→ **What you need to do**
Extract every record, keeping each one exactly as it is.

Records about charts and figures:

━━━━━━━━━━━━━━━━

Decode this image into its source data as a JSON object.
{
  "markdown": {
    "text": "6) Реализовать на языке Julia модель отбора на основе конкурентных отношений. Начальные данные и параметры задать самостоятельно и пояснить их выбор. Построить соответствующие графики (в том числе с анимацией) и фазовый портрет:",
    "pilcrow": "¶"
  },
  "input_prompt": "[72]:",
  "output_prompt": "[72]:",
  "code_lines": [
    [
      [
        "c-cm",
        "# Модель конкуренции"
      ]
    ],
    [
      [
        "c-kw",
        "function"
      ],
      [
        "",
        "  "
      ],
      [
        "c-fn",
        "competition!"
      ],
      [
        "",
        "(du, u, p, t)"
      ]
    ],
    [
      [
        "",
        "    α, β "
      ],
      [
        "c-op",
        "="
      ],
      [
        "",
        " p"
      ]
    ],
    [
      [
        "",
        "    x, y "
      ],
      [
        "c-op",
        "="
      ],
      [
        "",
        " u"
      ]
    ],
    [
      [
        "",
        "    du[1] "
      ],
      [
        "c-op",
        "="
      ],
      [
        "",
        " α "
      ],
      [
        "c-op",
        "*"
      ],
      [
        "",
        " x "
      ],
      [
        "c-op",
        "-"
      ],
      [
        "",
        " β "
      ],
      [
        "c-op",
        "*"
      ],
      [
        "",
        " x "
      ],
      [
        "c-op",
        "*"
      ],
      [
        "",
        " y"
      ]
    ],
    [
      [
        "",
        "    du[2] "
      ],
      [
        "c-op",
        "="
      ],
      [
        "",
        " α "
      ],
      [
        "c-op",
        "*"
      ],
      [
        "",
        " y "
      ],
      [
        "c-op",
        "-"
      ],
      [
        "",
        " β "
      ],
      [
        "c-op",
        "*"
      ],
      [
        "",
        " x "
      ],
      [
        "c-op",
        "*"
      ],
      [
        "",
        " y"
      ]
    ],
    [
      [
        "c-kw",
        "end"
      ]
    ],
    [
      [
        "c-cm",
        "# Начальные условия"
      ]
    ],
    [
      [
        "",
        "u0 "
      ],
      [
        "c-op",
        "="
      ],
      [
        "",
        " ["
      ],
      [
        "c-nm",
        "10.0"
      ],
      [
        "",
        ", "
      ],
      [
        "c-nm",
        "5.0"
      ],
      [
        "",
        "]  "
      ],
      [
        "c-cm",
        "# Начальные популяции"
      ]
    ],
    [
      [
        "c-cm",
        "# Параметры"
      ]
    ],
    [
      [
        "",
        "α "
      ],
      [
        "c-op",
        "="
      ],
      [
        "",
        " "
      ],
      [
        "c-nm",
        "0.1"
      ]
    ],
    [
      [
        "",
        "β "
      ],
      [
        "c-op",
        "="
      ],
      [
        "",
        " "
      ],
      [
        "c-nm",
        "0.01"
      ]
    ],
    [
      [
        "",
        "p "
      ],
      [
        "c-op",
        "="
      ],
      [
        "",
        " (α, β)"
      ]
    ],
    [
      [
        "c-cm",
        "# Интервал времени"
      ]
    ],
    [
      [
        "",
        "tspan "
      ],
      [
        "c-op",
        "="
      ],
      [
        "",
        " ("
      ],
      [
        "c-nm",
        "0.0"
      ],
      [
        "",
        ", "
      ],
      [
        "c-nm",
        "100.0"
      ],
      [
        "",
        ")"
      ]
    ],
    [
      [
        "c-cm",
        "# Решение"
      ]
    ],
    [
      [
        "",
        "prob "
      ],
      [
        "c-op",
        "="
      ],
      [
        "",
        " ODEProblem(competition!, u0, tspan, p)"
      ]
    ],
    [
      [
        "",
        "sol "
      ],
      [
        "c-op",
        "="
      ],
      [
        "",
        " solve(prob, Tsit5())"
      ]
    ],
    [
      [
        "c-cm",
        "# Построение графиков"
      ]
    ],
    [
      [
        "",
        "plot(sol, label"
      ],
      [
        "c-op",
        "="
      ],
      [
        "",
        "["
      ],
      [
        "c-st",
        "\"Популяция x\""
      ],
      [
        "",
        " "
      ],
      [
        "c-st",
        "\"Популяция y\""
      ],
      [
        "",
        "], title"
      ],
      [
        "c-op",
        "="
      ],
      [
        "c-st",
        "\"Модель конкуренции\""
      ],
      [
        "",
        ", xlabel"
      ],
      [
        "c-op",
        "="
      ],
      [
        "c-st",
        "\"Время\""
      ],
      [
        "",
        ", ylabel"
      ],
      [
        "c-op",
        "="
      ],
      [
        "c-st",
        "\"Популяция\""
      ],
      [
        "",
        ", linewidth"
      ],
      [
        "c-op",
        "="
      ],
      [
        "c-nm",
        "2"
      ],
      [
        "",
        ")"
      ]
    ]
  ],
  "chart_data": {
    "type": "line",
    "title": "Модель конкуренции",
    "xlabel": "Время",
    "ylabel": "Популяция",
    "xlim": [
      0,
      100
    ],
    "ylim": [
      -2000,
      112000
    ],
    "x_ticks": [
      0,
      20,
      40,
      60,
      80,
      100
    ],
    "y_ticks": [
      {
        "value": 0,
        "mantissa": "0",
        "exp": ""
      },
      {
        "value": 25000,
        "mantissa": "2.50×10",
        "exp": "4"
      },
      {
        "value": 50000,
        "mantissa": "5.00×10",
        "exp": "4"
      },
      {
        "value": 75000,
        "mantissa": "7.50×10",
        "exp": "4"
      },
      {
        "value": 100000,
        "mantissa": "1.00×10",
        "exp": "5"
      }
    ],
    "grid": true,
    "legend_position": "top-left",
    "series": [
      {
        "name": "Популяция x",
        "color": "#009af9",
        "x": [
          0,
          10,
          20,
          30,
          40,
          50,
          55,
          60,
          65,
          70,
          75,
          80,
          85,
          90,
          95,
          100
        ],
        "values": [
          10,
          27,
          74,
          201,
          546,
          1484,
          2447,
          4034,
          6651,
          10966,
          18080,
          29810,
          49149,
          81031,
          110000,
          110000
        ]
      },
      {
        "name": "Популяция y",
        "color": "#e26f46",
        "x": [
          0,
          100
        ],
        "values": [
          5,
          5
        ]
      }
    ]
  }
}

━━━━━━━━━━━━━━━━

→ **Exercise solution**
Decode this image into its source data as a JSON object.
{
  "markdown": {
    "text": "6) Реализовать на языке Julia модель отбора на основе конкурентных отношений. Начальные данные и параметры задать самостоятельно и пояснить их выбор. Построить соответствующие графики (в том числе с анимацией) и фазовый портрет:",
    "pilcrow": "¶"
  },
  "input_prompt": "[72]:",
  "output_prompt": "[72]:",
  "code_lines": [
    [
      [
        "c-cm",
        "# Модель конкуренции"
      ]
    ],
    [
      [
        "c-kw",
        "function"
      ],
      [
        "",
        "  "
      ],
      [
        "c-fn",
        "competition!"
      ],
      [
        "",
        "(du, u, p, t)"
      ]
    ],
    [
      [
        "",
        "    α, β "
      ],
      [
        "c-op",
        "="
      ],
      [
        "",
        " p"
      ]
    ],
    [
      [
        "",
        "    x, y "
      ],
      [
        "c-op",
        "="
      ],
      [
        "",
        " u"
      ]
    ],
    [
      [
        "",
        "    du[1] "
      ],
      [
        "c-op",
        "="
      ],
      [
        "",
        " α "
      ],
      [
        "c-op",
        "*"
      ],
      [
        "",
        " x "
      ],
      [
        "c-op",
        "-"
      ],
      [
        "",
        " β "
      ],
      [
        "c-op",
        "*"
      ],
      [
        "",
        " x "
      ],
      [
        "c-op",
        "*"
      ],
      [
        "",
        " y"
      ]
    ],
    [
      [
        "",
        "    du[2] "
      ],
      [
        "c-op",
        "="
      ],
      [
        "",
        " α "
      ],
      [
        "c-op",
        "*"
      ],
      [
        "",
        " y "
      ],
      [
        "c-op",
        "-"
      ],
      [
        "",
        " β "
      ],
      [
        "c-op",
        "*"
      ],
      [
        "",
        " x "
      ],
      [
        "c-op",
        "*"
      ],
      [
        "",
        " y"
      ]
    ],
    [
      [
        "c-kw",
        "end"
      ]
    ],
    [
      [
        "c-cm",
        "# Начальные условия"
      ]
    ],
    [
      [
        "",
        "u0 "
      ],
      [
        "c-op",
        "="
      ],
      [
        "",
        " ["
      ],
      [
        "c-nm",
        "10.0"
      ],
      [
        "",
        ", "
      ],
      [
        "c-nm",
        "5.0"
      ],
      [
        "",
        "]  "
      ],
      [
        "c-cm",
        "# Начальные популяции"
      ]
    ],
    [
      [
        "c-cm",
        "# Параметры"
      ]
    ],
    [
      [
        "",
        "α "
      ],
      [
        "c-op",
        "="
      ],
      [
        "",
        " "
      ],
      [
        "c-nm",
        "0.1"
      ]
    ],
    [
      [
        "",
        "β "
      ],
      [
        "c-op",
        "="
      ],
      [
        "",
        " "
      ],
      [
        "c-nm",
        "0.01"
      ]
    ],
    [
      [
        "",
        "p "
      ],
      [
        "c-op",
        "="
      ],
      [
        "",
        " (α, β)"
      ]
    ],
    [
      [
        "c-cm",
        "# Интервал времени"
      ]
    ],
    [
      [
        "",
        "tspan "
      ],
      [
        "c-op",
        "="
      ],
      [
        "",
        " ("
      ],
      [
        "c-nm",
        "0.0"
      ],
      [
        "",
        ", "
      ],
      [
        "c-nm",
        "100.0"
      ],
      [
        "",
        ")"
      ]
    ],
    [
      [
        "c-cm",
        "# Решение"
      ]
    ],
    [
      [
        "",
        "prob "
      ],
      [
        "c-op",
        "="
      ],
      [
        "",
        " ODEProblem(competition!, u0, tspan, p)"
      ]
    ],
    [
      [
        "",
        "sol "
      ],
      [
        "c-op",
        "="
      ],
      [
        "",
        " solve(prob, Tsit5())"
      ]
    ],
    [
      [
        "c-cm",
        "# Построение графиков"
      ]
    ],
    [
      [
        "",
        "plot(sol, label"
      ],
      [
        "c-op",
        "="
      ],
      [
        "",
        "["
      ],
      [
        "c-st",
        "\"Популяция x\""
      ],
      [
        "",
        " "
      ],
      [
        "c-st",
        "\"Популяция y\""
      ],
      [
        "",
        "], title"
      ],
      [
        "c-op",
        "="
      ],
      [
        "c-st",
        "\"Модель конкуренции\""
      ],
      [
        "",
        ", xlabel"
      ],
      [
        "c-op",
        "="
      ],
      [
        "c-st",
        "\"Время\""
      ],
      [
        "",
        ", ylabel"
      ],
      [
        "c-op",
        "="
      ],
      [
        "c-st",
        "\"Популяция\""
      ],
      [
        "",
        ", linewidth"
      ],
      [
        "c-op",
        "="
      ],
      [
        "c-nm",
        "2"
      ],
      [
        "",
        ")"
      ]
    ]
  ],
  "chart_data": {
    "type": "line",
    "title": "Модель конкуренции",
    "xlabel": "Время",
    "ylabel": "Популяция",
    "xlim": [
      0,
      100
    ],
    "ylim": [
      -2000,
      112000
    ],
    "x_ticks": [
      0,
      20,
      40,
      60,
      80,
      100
    ],
    "y_ticks": [
      {
        "value": 0,
        "mantissa": "0",
        "exp": ""
      },
      {
        "value": 25000,
        "mantissa": "2.50×10",
        "exp": "4"
      },
      {
        "value": 50000,
        "mantissa": "5.00×10",
        "exp": "4"
      },
      {
        "value": 75000,
        "mantissa": "7.50×10",
        "exp": "4"
      },
      {
        "value": 100000,
        "mantissa": "1.00×10",
        "exp": "5"
      }
    ],
    "grid": true,
    "legend_position": "top-left",
    "series": [
      {
        "name": "Популяция x",
        "color": "#009af9",
        "x": [
          0,
          10,
          20,
          30,
          40,
          50,
          55,
          60,
          65,
          70,
          75,
          80,
          85,
          90,
          95,
          100
        ],
        "values": [
          10,
          27,
          74,
          201,
          546,
          1484,
          2447,
          4034,
          6651,
          10966,
          18080,
          29810,
          49149,
          81031,
          110000,
          110000
        ]
      },
      {
        "name": "Популяция y",
        "color": "#e26f46",
        "x": [
          0,
          100
        ],
        "values": [
          5,
          5
        ]
      }
    ]
  }
}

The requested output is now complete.